[Dataset records]

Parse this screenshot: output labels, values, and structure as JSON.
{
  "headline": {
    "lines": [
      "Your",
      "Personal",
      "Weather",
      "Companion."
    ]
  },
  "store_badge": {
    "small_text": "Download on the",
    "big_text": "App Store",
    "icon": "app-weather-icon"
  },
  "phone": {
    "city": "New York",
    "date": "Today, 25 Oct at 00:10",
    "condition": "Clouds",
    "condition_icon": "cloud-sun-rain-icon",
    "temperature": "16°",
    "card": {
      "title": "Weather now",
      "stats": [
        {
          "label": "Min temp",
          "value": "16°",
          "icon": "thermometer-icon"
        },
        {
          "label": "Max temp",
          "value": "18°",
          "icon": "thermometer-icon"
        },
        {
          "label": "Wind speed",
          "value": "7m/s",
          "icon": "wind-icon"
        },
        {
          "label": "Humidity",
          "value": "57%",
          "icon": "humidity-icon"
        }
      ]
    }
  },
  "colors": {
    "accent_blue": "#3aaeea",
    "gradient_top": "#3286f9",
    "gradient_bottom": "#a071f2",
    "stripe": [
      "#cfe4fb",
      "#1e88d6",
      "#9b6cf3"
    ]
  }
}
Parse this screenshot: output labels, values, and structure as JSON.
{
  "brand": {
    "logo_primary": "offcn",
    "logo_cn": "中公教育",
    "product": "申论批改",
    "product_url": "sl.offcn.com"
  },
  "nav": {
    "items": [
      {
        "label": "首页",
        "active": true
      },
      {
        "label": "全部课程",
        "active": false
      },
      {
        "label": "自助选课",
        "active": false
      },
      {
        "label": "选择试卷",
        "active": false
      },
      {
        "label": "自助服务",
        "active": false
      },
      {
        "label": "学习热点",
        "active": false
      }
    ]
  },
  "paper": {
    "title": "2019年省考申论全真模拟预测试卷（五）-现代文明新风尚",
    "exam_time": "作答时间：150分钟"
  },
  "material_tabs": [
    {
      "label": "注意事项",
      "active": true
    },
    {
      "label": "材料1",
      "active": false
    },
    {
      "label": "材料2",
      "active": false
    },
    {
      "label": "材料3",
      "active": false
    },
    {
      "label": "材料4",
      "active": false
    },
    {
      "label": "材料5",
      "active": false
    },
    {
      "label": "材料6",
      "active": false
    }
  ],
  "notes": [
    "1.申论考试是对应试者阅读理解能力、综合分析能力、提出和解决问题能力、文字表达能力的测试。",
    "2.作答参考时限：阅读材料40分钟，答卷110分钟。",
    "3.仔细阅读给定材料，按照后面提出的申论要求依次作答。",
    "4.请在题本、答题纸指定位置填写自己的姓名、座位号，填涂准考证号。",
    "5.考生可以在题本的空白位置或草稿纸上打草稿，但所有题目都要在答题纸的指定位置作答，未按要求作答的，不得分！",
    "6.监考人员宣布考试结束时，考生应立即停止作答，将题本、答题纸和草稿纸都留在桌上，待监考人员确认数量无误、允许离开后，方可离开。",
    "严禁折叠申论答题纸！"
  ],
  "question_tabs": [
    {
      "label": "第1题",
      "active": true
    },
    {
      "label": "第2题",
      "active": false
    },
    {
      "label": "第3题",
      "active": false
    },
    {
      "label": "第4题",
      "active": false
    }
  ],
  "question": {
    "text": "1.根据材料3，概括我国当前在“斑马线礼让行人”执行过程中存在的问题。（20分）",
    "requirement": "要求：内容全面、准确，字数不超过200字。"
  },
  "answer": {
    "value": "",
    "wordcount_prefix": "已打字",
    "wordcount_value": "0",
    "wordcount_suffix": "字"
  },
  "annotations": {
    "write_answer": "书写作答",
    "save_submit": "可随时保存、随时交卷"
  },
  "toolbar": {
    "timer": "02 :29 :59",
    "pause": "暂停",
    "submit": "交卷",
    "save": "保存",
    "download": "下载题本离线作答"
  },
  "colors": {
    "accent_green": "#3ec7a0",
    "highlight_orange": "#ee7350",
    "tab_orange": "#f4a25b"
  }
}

* [REQUEST]: Each entry above is to be set down again in exactly the same words.

* [OUTPUT]:
Parse this screenshot: output labels, values, and structure as JSON.
{
  "headline": {
    "lines": [
      "Your",
      "Personal",
      "Weather",
      "Companion."
    ]
  },
  "store_badge": {
    "small_text": "Download on the",
    "big_text": "App Store",
    "icon": "app-weather-icon"
  },
  "phone": {
    "city": "New York",
    "date": "Today, 25 Oct at 00:10",
    "condition": "Clouds",
    "condition_icon": "cloud-sun-rain-icon",
    "temperature": "16°",
    "card": {
      "title": "Weather now",
      "stats": [
        {
          "label": "Min temp",
          "value": "16°",
          "icon": "thermometer-icon"
        },
        {
          "label": "Max temp",
          "value": "18°",
          "icon": "thermometer-icon"
        },
        {
          "label": "Wind speed",
          "value": "7m/s",
          "icon": "wind-icon"
        },
        {
          "label": "Humidity",
          "value": "57%",
          "icon": "humidity-icon"
        }
      ]
    }
  },
  "colors": {
    "accent_blue": "#3aaeea",
    "gradient_top": "#3286f9",
    "gradient_bottom": "#a071f2",
    "stripe": [
      "#cfe4fb",
      "#1e88d6",
      "#9b6cf3"
    ]
  }
}
Parse this screenshot: output labels, values, and structure as JSON.
{
  "brand": {
    "logo_primary": "offcn",
    "logo_cn": "中公教育",
    "product": "申论批改",
    "product_url": "sl.offcn.com"
  },
  "nav": {
    "items": [
      {
        "label": "首页",
        "active": true
      },
      {
        "label": "全部课程",
        "active": false
      },
      {
        "label": "自助选课",
        "active": false
      },
      {
        "label": "选择试卷",
        "active": false
      },
      {
        "label": "自助服务",
        "active": false
      },
      {
        "label": "学习热点",
        "active": false
      }
    ]
  },
  "paper": {
    "title": "2019年省考申论全真模拟预测试卷（五）-现代文明新风尚",
    "exam_time": "作答时间：150分钟"
  },
  "material_tabs": [
    {
      "label": "注意事项",
      "active": true
    },
    {
      "label": "材料1",
      "active": false
    },
    {
      "label": "材料2",
      "active": false
    },
    {
      "label": "材料3",
      "active": false
    },
    {
      "label": "材料4",
      "active": false
    },
    {
      "label": "材料5",
      "active": false
    },
    {
      "label": "材料6",
      "active": false
    }
  ],
  "notes": [
    "1.申论考试是对应试者阅读理解能力、综合分析能力、提出和解决问题能力、文字表达能力的测试。",
    "2.作答参考时限：阅读材料40分钟，答卷110分钟。",
    "3.仔细阅读给定材料，按照后面提出的申论要求依次作答。",
    "4.请在题本、答题纸指定位置填写自己的姓名、座位号，填涂准考证号。",
    "5.考生可以在题本的空白位置或草稿纸上打草稿，但所有题目都要在答题纸的指定位置作答，未按要求作答的，不得分！",
    "6.监考人员宣布考试结束时，考生应立即停止作答，将题本、答题纸和草稿纸都留在桌上，待监考人员确认数量无误、允许离开后，方可离开。",
    "严禁折叠申论答题纸！"
  ],
  "question_tabs": [
    {
      "label": "第1题",
      "active": true
    },
    {
      "label": "第2题",
      "active": false
    },
    {
      "label": "第3题",
      "active": false
    },
    {
      "label": "第4题",
      "active": false
    }
  ],
  "question": {
    "text": "1.根据材料3，概括我国当前在“斑马线礼让行人”执行过程中存在的问题。（20分）",
    "requirement": "要求：内容全面、准确，字数不超过200字。"
  },
  "answer": {
    "value": "",
    "wordcount_prefix": "已打字",
    "wordcount_value": "0",
    "wordcount_suffix": "字"
  },
  "annotations": {
    "write_answer": "书写作答",
    "save_submit": "可随时保存、随时交卷"
  },
  "toolbar": {
    "timer": "02 :29 :59",
    "pause": "暂停",
    "submit": "交卷",
    "save": "保存",
    "download": "下载题本离线作答"
  },
  "colors": {
    "accent_green": "#3ec7a0",
    "highlight_orange": "#ee7350",
    "tab_orange": "#f4a25b"
  }
}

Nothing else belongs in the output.